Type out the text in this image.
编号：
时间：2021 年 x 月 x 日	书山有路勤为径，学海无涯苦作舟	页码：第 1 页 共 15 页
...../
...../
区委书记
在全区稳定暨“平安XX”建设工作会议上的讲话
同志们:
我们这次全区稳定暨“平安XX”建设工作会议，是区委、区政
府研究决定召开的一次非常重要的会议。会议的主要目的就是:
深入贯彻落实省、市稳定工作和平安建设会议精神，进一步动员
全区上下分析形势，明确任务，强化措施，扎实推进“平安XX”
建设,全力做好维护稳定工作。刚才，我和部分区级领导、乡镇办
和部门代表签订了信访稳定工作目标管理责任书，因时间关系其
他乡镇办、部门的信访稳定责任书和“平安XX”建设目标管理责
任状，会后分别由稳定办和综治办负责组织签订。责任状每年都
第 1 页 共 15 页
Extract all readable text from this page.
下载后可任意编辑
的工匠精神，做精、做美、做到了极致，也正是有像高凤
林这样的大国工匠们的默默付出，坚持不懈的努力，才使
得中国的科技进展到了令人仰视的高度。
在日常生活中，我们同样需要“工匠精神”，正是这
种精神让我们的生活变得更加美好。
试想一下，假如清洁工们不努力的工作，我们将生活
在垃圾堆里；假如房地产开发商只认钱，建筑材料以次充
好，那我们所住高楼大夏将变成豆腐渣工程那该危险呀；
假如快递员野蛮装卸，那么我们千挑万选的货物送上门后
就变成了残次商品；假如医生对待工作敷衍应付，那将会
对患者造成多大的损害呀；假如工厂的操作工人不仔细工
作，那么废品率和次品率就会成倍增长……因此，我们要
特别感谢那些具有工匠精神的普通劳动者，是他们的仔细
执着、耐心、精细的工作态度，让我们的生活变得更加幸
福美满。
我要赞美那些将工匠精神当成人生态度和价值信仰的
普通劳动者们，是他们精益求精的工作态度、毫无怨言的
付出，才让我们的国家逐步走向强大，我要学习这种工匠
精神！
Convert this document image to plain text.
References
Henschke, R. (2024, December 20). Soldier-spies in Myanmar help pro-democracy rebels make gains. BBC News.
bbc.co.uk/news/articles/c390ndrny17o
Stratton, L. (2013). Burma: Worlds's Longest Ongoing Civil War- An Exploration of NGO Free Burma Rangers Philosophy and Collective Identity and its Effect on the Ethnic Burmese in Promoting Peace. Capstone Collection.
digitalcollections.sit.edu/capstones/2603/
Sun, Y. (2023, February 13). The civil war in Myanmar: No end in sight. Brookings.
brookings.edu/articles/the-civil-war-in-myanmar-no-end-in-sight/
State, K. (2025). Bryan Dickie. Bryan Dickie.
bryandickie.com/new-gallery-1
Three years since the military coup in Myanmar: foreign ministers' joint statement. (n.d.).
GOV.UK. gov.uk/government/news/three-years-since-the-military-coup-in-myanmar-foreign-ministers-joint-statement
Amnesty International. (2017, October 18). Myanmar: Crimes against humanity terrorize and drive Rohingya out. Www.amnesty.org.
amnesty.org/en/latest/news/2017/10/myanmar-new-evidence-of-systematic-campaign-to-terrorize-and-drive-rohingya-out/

################

• [Work to do]: Repeat every record exactly as written, please.

• [Solution for this problem]:
Type out the text in this image.
编号：
时间：2021 年 x 月 x 日	书山有路勤为径，学海无涯苦作舟	页码：第 1 页 共 15 页
...../
...../
区委书记
在全区稳定暨“平安XX”建设工作会议上的讲话
同志们:
我们这次全区稳定暨“平安XX”建设工作会议，是区委、区政
府研究决定召开的一次非常重要的会议。会议的主要目的就是:
深入贯彻落实省、市稳定工作和平安建设会议精神，进一步动员
全区上下分析形势，明确任务，强化措施，扎实推进“平安XX”
建设,全力做好维护稳定工作。刚才，我和部分区级领导、乡镇办
和部门代表签订了信访稳定工作目标管理责任书，因时间关系其
他乡镇办、部门的信访稳定责任书和“平安XX”建设目标管理责
任状，会后分别由稳定办和综治办负责组织签订。责任状每年都
第 1 页 共 15 页
Extract all readable text from this page.
下载后可任意编辑
的工匠精神，做精、做美、做到了极致，也正是有像高凤
林这样的大国工匠们的默默付出，坚持不懈的努力，才使
得中国的科技进展到了令人仰视的高度。
在日常生活中，我们同样需要“工匠精神”，正是这
种精神让我们的生活变得更加美好。
试想一下，假如清洁工们不努力的工作，我们将生活
在垃圾堆里；假如房地产开发商只认钱，建筑材料以次充
好，那我们所住高楼大夏将变成豆腐渣工程那该危险呀；
假如快递员野蛮装卸，那么我们千挑万选的货物送上门后
就变成了残次商品；假如医生对待工作敷衍应付，那将会
对患者造成多大的损害呀；假如工厂的操作工人不仔细工
作，那么废品率和次品率就会成倍增长……因此，我们要
特别感谢那些具有工匠精神的普通劳动者，是他们的仔细
执着、耐心、精细的工作态度，让我们的生活变得更加幸
福美满。
我要赞美那些将工匠精神当成人生态度和价值信仰的
普通劳动者们，是他们精益求精的工作态度、毫无怨言的
付出，才让我们的国家逐步走向强大，我要学习这种工匠
精神！
Convert this document image to plain text.
References
Henschke, R. (2024, December 20). Soldier-spies in Myanmar help pro-democracy rebels make gains. BBC News.
bbc.co.uk/news/articles/c390ndrny17o
Stratton, L. (2013). Burma: Worlds's Longest Ongoing Civil War- An Exploration of NGO Free Burma Rangers Philosophy and Collective Identity and its Effect on the Ethnic Burmese in Promoting Peace. Capstone Collection.
digitalcollections.sit.edu/capstones/2603/
Sun, Y. (2023, February 13). The civil war in Myanmar: No end in sight. Brookings.
brookings.edu/articles/the-civil-war-in-myanmar-no-end-in-sight/
State, K. (2025). Bryan Dickie. Bryan Dickie.
bryandickie.com/new-gallery-1
Three years since the military coup in Myanmar: foreign ministers' joint statement. (n.d.).
GOV.UK. gov.uk/government/news/three-years-since-the-military-coup-in-myanmar-foreign-ministers-joint-statement
Amnesty International. (2017, October 18). Myanmar: Crimes against humanity terrorize and drive Rohingya out. Www.amnesty.org.
amnesty.org/en/latest/news/2017/10/myanmar-new-evidence-of-systematic-campaign-to-terrorize-and-drive-rohingya-out/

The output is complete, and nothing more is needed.